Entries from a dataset
····················
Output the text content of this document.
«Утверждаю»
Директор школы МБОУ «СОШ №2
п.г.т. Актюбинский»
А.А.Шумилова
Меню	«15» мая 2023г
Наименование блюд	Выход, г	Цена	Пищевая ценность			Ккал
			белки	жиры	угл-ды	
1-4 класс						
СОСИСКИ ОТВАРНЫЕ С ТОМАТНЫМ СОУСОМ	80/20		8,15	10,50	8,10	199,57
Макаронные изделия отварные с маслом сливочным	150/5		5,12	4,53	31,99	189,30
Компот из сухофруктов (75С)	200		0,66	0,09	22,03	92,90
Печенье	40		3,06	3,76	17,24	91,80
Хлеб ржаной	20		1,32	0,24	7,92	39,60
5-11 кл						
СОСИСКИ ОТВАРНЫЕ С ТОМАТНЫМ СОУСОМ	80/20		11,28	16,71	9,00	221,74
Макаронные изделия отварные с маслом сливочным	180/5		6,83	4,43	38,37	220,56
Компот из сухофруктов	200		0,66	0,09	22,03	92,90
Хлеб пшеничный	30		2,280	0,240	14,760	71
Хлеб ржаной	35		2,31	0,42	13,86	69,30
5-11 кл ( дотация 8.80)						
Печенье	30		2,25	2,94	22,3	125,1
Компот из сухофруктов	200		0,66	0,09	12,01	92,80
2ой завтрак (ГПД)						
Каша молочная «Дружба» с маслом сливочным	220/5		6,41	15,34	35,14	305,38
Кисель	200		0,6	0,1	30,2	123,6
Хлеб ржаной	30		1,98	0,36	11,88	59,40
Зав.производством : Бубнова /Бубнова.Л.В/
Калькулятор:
····················
■ WRITTEN REQUEST:
Search the entries for the word "СОУСОМ", then gather every line that has it.

■ RESPONSE TO THE EXERCISE:
СОСИСКИ ОТВАРНЫЕ С ТОМАТНЫМ СОУСОМ	80/20		8,15	10,50	8,10	199,57
СОСИСКИ ОТВАРНЫЕ С ТОМАТНЫМ СОУСОМ	80/20		11,28	16,71	9,00	221,74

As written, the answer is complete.